### [Working data]
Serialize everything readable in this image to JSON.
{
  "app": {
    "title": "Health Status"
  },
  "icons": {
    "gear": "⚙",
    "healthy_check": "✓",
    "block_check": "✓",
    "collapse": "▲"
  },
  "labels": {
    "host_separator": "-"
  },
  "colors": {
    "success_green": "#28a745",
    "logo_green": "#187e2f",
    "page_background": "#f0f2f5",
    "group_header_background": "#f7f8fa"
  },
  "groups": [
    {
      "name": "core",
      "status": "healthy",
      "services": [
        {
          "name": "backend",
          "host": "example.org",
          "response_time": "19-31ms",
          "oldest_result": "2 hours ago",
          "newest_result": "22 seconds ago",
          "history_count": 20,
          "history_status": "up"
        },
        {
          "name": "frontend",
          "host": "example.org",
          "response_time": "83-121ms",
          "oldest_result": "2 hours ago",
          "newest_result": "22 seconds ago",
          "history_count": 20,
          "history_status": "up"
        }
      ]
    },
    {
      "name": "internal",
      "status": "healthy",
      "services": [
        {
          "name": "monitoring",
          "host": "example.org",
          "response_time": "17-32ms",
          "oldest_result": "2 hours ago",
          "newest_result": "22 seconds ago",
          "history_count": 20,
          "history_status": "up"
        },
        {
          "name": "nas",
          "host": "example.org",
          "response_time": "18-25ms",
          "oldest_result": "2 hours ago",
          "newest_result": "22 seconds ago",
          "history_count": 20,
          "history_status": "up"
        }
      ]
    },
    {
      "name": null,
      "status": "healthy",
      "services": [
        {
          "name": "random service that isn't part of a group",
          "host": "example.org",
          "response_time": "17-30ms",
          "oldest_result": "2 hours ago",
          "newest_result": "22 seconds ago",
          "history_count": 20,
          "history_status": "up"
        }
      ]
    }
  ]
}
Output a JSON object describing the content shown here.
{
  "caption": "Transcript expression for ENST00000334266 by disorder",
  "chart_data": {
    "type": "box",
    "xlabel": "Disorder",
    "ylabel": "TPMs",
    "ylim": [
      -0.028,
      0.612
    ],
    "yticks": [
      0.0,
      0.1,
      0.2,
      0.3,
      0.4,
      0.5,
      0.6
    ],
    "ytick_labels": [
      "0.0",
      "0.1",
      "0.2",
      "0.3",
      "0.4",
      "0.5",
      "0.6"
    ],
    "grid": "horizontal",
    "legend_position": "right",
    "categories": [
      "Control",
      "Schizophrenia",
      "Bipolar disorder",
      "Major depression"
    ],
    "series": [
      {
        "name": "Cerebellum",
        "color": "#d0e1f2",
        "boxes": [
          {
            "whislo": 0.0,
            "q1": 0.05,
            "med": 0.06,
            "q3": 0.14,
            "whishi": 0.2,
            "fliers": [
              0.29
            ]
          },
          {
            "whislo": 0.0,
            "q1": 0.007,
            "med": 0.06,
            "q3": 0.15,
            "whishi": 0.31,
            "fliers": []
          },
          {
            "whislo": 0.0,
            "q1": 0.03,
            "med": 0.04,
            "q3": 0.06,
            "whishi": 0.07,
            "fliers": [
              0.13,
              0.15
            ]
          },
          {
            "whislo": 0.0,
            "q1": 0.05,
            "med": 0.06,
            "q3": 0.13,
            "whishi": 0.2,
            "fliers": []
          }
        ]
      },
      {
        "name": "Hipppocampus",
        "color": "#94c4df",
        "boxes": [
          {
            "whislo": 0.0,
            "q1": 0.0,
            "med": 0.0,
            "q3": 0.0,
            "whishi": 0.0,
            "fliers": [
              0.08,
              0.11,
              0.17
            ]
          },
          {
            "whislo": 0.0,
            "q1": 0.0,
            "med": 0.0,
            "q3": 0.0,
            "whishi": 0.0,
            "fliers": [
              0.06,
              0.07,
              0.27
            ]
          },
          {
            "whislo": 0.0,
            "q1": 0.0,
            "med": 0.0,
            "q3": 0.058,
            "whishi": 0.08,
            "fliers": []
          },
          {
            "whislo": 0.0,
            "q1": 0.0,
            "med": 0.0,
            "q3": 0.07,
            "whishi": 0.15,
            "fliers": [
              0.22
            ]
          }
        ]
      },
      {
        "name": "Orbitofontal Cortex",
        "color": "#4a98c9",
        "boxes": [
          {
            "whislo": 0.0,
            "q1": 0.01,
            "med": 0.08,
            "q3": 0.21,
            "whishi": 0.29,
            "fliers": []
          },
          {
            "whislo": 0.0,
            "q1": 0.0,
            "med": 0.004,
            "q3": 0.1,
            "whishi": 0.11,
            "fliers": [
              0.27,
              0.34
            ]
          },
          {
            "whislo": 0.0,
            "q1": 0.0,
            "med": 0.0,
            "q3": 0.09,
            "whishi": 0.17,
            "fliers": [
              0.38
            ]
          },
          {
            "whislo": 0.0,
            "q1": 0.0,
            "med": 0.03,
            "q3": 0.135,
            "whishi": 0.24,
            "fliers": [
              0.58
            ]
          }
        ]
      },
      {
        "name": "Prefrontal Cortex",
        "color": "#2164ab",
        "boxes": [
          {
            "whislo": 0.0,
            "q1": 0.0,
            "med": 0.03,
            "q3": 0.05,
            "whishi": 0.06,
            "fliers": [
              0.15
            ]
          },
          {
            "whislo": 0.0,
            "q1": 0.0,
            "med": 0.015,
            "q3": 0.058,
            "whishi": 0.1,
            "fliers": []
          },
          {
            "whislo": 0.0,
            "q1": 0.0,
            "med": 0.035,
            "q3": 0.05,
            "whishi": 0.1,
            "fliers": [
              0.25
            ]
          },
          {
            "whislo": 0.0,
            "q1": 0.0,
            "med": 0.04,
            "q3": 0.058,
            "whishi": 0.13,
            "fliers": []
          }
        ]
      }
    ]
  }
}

### [To be done]
Print the records once more, exactly as they were given.

### [Reply]
Serialize everything readable in this image to JSON.
{
  "app": {
    "title": "Health Status"
  },
  "icons": {
    "gear": "⚙",
    "healthy_check": "✓",
    "block_check": "✓",
    "collapse": "▲"
  },
  "labels": {
    "host_separator": "-"
  },
  "colors": {
    "success_green": "#28a745",
    "logo_green": "#187e2f",
    "page_background": "#f0f2f5",
    "group_header_background": "#f7f8fa"
  },
  "groups": [
    {
      "name": "core",
      "status": "healthy",
      "services": [
        {
          "name": "backend",
          "host": "example.org",
          "response_time": "19-31ms",
          "oldest_result": "2 hours ago",
          "newest_result": "22 seconds ago",
          "history_count": 20,
          "history_status": "up"
        },
        {
          "name": "frontend",
          "host": "example.org",
          "response_time": "83-121ms",
          "oldest_result": "2 hours ago",
          "newest_result": "22 seconds ago",
          "history_count": 20,
          "history_status": "up"
        }
      ]
    },
    {
      "name": "internal",
      "status": "healthy",
      "services": [
        {
          "name": "monitoring",
          "host": "example.org",
          "response_time": "17-32ms",
          "oldest_result": "2 hours ago",
          "newest_result": "22 seconds ago",
          "history_count": 20,
          "history_status": "up"
        },
        {
          "name": "nas",
          "host": "example.org",
          "response_time": "18-25ms",
          "oldest_result": "2 hours ago",
          "newest_result": "22 seconds ago",
          "history_count": 20,
          "history_status": "up"
        }
      ]
    },
    {
      "name": null,
      "status": "healthy",
      "services": [
        {
          "name": "random service that isn't part of a group",
          "host": "example.org",
          "response_time": "17-30ms",
          "oldest_result": "2 hours ago",
          "newest_result": "22 seconds ago",
          "history_count": 20,
          "history_status": "up"
        }
      ]
    }
  ]
}
Output a JSON object describing the content shown here.
{
  "caption": "Transcript expression for ENST00000334266 by disorder",
  "chart_data": {
    "type": "box",
    "xlabel": "Disorder",
    "ylabel": "TPMs",
    "ylim": [
      -0.028,
      0.612
    ],
    "yticks": [
      0.0,
      0.1,
      0.2,
      0.3,
      0.4,
      0.5,
      0.6
    ],
    "ytick_labels": [
      "0.0",
      "0.1",
      "0.2",
      "0.3",
      "0.4",
      "0.5",
      "0.6"
    ],
    "grid": "horizontal",
    "legend_position": "right",
    "categories": [
      "Control",
      "Schizophrenia",
      "Bipolar disorder",
      "Major depression"
    ],
    "series": [
      {
        "name": "Cerebellum",
        "color": "#d0e1f2",
        "boxes": [
          {
            "whislo": 0.0,
            "q1": 0.05,
            "med": 0.06,
            "q3": 0.14,
            "whishi": 0.2,
            "fliers": [
              0.29
            ]
          },
          {
            "whislo": 0.0,
            "q1": 0.007,
            "med": 0.06,
            "q3": 0.15,
            "whishi": 0.31,
            "fliers": []
          },
          {
            "whislo": 0.0,
            "q1": 0.03,
            "med": 0.04,
            "q3": 0.06,
            "whishi": 0.07,
            "fliers": [
              0.13,
              0.15
            ]
          },
          {
            "whislo": 0.0,
            "q1": 0.05,
            "med": 0.06,
            "q3": 0.13,
            "whishi": 0.2,
            "fliers": []
          }
        ]
      },
      {
        "name": "Hipppocampus",
        "color": "#94c4df",
        "boxes": [
          {
            "whislo": 0.0,
            "q1": 0.0,
            "med": 0.0,
            "q3": 0.0,
            "whishi": 0.0,
            "fliers": [
              0.08,
              0.11,
              0.17
            ]
          },
          {
            "whislo": 0.0,
            "q1": 0.0,
            "med": 0.0,
            "q3": 0.0,
            "whishi": 0.0,
            "fliers": [
              0.06,
              0.07,
              0.27
            ]
          },
          {
            "whislo": 0.0,
            "q1": 0.0,
            "med": 0.0,
            "q3": 0.058,
            "whishi": 0.08,
            "fliers": []
          },
          {
            "whislo": 0.0,
            "q1": 0.0,
            "med": 0.0,
            "q3": 0.07,
            "whishi": 0.15,
            "fliers": [
              0.22
            ]
          }
        ]
      },
      {
        "name": "Orbitofontal Cortex",
        "color": "#4a98c9",
        "boxes": [
          {
            "whislo": 0.0,
            "q1": 0.01,
            "med": 0.08,
            "q3": 0.21,
            "whishi": 0.29,
            "fliers": []
          },
          {
            "whislo": 0.0,
            "q1": 0.0,
            "med": 0.004,
            "q3": 0.1,
            "whishi": 0.11,
            "fliers": [
              0.27,
              0.34
            ]
          },
          {
            "whislo": 0.0,
            "q1": 0.0,
            "med": 0.0,
            "q3": 0.09,
            "whishi": 0.17,
            "fliers": [
              0.38
            ]
          },
          {
            "whislo": 0.0,
            "q1": 0.0,
            "med": 0.03,
            "q3": 0.135,
            "whishi": 0.24,
            "fliers": [
              0.58
            ]
          }
        ]
      },
      {
        "name": "Prefrontal Cortex",
        "color": "#2164ab",
        "boxes": [
          {
            "whislo": 0.0,
            "q1": 0.0,
            "med": 0.03,
            "q3": 0.05,
            "whishi": 0.06,
            "fliers": [
              0.15
            ]
          },
          {
            "whislo": 0.0,
            "q1": 0.0,
            "med": 0.015,
            "q3": 0.058,
            "whishi": 0.1,
            "fliers": []
          },
          {
            "whislo": 0.0,
            "q1": 0.0,
            "med": 0.035,
            "q3": 0.05,
            "whishi": 0.1,
            "fliers": [
              0.25
            ]
          },
          {
            "whislo": 0.0,
            "q1": 0.0,
            "med": 0.04,
            "q3": 0.058,
            "whishi": 0.13,
            "fliers": []
          }
        ]
      }
    ]
  }
}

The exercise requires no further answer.